-------- THE INPUT

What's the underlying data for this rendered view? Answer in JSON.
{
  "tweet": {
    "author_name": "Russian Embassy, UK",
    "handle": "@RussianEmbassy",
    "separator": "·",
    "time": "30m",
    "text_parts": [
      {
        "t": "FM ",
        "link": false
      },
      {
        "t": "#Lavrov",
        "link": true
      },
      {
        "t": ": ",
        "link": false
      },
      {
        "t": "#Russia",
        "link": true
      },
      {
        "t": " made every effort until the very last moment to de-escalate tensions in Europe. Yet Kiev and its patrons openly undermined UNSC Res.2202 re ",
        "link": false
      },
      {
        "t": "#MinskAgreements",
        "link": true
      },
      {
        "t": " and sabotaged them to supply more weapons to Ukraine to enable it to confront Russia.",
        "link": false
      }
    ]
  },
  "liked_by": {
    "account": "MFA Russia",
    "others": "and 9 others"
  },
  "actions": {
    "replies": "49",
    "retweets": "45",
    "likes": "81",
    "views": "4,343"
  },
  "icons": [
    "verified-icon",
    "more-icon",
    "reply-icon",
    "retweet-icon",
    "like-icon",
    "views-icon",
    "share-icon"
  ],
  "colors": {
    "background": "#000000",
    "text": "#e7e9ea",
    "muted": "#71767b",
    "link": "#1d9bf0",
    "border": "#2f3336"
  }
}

----------------

> [GIVEN REQUEST]: Copy each line of the data above that holds "more".

> [COMPLETE OUTPUT]:
        "t": " and sabotaged them to supply more weapons to Ukraine to enable it to confront Russia.",
    "more-icon",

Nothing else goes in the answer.